= LISTA DE TAREFAS =
A. Como você resumiria em duas frases o trecho selecionado abaixo?
B. Pode digitar novamente, sem nenhuma alteração, as linhas dos registros que vão do início deles até a linha que contém "544, 898, 559]", incluindo esta última?

= TRECHO SELECIONADO =
O sujeito ativo do crime é operador no mercado de valores mobiliários, hipótese em que se considera um crime próprio.

Podem cometê-lo uma autoridade, que sob dever de sigilo, não pode divulgar fatos sigilosos, como é o caso de ter informações sobre futuras medidas que serão tomadas na intervenção no domínio econômico.

Ainda será o caso do particular que se beneficia de sua posição privilegiada na empresa, com seu poder de voto, para utilizar informações sobre fatos relevantes antes que estes sejam divulgados no mercado.

Trata-se de crime formal, de perigo concreto, permanente,  em que é possível a tentativa se a informação esteja sendo passada por escrito e se extravie.

Pode acontecer nas negociações a chamada manipulação do mercado.

Tem-se o tipo penal disposto no artigo 27 – C da Lei 10.303/2001:

Art. 27-C. Realizar operações simuladas ou executar outras manobras fraudulentas, com a finalidade de alterar artificialmente o regular funcionamento dos mercados de valores mobiliários em bolsa de valores, de mercadorias e de futuros, no mercado de balcão ou no mercado de balcão organizado, com o fim de obter vantagem indevida ou lucro, para si ou para outrem, ou causar dano a terceiros.

Pena – reclusão, de 1 (um) a 8 (oito) anos, e multa de até 3 (três) vezes o montante da vantagem ilícita obtida em decorrência do crime.

= REGISTROS FORNECIDOS =
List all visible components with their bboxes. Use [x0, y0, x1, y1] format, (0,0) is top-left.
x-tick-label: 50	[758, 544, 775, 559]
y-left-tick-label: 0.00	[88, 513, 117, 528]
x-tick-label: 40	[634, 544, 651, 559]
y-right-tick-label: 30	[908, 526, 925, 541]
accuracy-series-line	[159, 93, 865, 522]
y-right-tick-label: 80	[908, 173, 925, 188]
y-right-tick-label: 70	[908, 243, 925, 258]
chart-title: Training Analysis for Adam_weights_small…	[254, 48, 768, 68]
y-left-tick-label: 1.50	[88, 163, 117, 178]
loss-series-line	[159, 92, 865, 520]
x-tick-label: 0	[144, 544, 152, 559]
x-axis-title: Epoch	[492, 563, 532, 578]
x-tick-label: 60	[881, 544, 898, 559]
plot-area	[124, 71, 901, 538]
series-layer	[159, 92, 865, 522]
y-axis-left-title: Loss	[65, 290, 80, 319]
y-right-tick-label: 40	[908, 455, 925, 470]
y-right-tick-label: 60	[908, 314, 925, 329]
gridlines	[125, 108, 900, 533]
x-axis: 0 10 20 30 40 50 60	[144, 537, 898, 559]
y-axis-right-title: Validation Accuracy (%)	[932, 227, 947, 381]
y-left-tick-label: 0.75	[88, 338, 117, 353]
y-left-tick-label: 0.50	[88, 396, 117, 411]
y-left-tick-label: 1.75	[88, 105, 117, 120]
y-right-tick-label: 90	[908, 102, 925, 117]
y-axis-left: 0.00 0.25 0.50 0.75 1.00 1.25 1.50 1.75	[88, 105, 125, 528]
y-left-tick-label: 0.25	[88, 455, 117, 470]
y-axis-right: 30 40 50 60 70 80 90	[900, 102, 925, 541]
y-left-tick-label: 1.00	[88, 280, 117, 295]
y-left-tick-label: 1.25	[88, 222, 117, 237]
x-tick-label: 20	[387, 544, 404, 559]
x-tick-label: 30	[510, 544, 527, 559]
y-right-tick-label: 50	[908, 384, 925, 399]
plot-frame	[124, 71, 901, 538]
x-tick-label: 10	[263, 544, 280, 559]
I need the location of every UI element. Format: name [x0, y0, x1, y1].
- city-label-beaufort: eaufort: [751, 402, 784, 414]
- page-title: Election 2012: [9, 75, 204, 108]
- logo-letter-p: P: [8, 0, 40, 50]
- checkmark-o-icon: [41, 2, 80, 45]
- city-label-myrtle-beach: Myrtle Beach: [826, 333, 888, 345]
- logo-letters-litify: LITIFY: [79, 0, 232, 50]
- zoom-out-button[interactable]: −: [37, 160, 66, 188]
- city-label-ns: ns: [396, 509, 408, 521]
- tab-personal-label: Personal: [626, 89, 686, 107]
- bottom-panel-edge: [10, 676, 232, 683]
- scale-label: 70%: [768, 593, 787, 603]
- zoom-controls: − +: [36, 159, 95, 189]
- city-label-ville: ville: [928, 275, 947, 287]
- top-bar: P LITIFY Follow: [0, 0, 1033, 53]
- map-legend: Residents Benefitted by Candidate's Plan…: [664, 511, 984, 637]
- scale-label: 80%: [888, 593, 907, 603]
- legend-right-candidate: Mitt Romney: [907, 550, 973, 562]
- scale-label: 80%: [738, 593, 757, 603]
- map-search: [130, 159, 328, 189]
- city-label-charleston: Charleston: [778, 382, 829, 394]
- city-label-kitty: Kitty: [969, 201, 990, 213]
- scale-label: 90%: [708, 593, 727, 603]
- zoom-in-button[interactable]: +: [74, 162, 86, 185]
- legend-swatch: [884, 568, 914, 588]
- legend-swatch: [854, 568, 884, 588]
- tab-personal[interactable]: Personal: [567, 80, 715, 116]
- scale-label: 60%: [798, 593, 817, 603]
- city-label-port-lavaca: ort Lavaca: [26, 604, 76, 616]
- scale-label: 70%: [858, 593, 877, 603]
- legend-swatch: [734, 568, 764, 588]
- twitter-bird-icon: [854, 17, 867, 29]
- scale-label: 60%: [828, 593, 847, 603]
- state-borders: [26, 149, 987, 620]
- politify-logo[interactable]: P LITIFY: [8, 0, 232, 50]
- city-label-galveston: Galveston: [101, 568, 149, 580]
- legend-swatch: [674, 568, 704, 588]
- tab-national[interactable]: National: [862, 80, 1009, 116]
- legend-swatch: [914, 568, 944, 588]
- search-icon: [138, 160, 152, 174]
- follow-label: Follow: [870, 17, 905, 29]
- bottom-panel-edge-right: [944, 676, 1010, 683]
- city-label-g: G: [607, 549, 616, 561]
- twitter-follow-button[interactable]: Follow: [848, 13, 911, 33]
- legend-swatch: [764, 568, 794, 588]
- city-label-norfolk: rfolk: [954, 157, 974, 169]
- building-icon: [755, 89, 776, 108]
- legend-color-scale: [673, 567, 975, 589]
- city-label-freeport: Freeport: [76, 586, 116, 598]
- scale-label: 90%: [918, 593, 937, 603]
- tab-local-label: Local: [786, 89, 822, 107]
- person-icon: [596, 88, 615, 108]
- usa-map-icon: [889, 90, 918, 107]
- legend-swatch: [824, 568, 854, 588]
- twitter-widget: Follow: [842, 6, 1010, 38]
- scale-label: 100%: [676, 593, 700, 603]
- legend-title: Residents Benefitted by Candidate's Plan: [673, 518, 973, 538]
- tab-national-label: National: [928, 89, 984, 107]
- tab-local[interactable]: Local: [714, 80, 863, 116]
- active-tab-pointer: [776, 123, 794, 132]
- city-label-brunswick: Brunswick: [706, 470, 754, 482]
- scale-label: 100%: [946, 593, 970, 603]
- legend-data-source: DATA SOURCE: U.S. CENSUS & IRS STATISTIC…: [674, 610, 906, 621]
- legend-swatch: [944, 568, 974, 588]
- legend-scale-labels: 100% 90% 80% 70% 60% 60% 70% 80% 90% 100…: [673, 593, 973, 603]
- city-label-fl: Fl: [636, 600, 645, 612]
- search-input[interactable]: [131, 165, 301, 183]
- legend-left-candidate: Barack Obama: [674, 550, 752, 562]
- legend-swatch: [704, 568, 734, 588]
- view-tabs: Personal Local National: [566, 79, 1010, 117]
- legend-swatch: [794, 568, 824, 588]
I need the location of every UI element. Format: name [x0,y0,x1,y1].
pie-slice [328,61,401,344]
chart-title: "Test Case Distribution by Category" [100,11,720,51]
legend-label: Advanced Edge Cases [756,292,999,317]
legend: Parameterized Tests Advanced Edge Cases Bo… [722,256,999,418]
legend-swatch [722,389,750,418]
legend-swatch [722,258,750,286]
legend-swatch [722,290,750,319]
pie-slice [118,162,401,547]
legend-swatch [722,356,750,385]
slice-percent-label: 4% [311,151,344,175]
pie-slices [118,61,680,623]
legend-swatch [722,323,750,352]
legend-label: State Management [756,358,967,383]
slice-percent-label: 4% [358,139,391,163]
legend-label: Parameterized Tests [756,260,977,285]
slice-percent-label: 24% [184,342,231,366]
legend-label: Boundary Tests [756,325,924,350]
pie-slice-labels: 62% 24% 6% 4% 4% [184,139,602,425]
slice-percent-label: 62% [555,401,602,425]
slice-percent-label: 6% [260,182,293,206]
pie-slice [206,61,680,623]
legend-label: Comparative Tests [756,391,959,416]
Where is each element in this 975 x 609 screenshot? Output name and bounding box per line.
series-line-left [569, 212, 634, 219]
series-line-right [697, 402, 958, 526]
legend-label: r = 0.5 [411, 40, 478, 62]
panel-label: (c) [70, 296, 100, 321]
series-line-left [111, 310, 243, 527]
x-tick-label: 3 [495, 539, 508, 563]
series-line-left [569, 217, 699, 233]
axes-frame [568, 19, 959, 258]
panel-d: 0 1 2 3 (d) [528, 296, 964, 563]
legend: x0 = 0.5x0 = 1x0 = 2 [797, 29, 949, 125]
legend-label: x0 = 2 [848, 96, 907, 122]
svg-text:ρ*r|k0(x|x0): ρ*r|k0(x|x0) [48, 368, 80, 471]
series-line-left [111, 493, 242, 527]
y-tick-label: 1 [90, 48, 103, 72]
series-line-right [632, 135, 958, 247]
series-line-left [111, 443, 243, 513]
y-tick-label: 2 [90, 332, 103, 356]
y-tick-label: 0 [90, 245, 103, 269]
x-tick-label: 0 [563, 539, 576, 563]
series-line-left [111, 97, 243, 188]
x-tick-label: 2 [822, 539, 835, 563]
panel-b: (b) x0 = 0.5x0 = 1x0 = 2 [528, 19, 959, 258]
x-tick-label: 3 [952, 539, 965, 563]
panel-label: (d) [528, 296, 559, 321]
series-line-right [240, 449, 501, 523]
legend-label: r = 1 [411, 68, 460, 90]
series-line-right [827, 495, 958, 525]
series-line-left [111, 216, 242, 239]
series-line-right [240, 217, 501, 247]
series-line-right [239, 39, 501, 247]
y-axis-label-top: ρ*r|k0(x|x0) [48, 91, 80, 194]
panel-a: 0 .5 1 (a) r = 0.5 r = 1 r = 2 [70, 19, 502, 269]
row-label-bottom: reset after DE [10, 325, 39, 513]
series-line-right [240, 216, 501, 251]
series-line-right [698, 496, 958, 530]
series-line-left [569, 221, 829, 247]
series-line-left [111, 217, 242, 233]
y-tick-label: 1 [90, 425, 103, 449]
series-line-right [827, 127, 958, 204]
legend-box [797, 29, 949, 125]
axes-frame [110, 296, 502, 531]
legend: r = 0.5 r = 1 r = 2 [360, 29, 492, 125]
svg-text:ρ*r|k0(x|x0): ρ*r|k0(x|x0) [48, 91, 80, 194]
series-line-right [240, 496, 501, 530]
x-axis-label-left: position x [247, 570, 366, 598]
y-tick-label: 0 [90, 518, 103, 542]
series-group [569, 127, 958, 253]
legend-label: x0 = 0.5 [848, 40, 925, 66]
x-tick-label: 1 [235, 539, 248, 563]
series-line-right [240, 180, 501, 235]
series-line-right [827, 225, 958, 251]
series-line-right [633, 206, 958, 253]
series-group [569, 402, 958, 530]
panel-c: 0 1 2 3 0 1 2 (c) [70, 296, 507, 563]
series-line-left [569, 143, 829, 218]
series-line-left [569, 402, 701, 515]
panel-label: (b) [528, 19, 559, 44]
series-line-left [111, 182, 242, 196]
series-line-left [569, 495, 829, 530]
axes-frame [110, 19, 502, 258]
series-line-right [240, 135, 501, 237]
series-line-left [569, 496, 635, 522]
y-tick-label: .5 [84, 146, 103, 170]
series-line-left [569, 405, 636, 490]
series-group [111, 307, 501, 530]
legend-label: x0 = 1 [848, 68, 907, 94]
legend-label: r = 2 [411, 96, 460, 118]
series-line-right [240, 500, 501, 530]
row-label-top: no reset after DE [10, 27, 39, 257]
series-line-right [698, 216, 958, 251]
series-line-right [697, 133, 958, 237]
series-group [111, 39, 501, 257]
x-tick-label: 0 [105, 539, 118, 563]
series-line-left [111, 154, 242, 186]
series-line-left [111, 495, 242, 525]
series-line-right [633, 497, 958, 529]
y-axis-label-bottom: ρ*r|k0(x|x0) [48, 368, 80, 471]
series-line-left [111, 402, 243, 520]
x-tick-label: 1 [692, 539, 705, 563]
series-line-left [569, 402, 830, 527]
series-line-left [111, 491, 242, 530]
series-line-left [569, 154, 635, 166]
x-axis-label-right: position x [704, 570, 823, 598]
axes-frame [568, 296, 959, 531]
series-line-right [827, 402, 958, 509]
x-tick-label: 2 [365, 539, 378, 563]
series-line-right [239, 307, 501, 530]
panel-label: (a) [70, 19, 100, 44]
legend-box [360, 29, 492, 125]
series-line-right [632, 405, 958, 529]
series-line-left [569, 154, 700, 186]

= RESPOSTAS FINAIS =
A. O trecho aponta como sujeito ativo do crime o operador no mercado de valores mobiliários, o que o torna um crime próprio, e diz que ele pode ser cometido por uma autoridade sob dever de sigilo ou por um particular que se beneficia de sua posição privilegiada na empresa; trata-se de crime formal, de perigo concreto e permanente, em que é possível a tentativa. Também menciona a manipulação do mercado, tipificada no artigo 27-C da Lei 10.303/2001, com pena de reclusão de 1 a 8 anos e multa de até 3 vezes o montante da vantagem ilícita obtida.

B.
List all visible components with their bboxes. Use [x0, y0, x1, y1] format, (0,0) is top-left.
x-tick-label: 50	[758, 544, 775, 559]
y-left-tick-label: 0.00	[88, 513, 117, 528]
x-tick-label: 40	[634, 544, 651, 559]
y-right-tick-label: 30	[908, 526, 925, 541]
accuracy-series-line	[159, 93, 865, 522]
y-right-tick-label: 80	[908, 173, 925, 188]
y-right-tick-label: 70	[908, 243, 925, 258]
chart-title: Training Analysis for Adam_weights_small…	[254, 48, 768, 68]
y-left-tick-label: 1.50	[88, 163, 117, 178]
loss-series-line	[159, 92, 865, 520]
x-tick-label: 0	[144, 544, 152, 559]
x-axis-title: Epoch	[492, 563, 532, 578]
x-tick-label: 60	[881, 544, 898, 559]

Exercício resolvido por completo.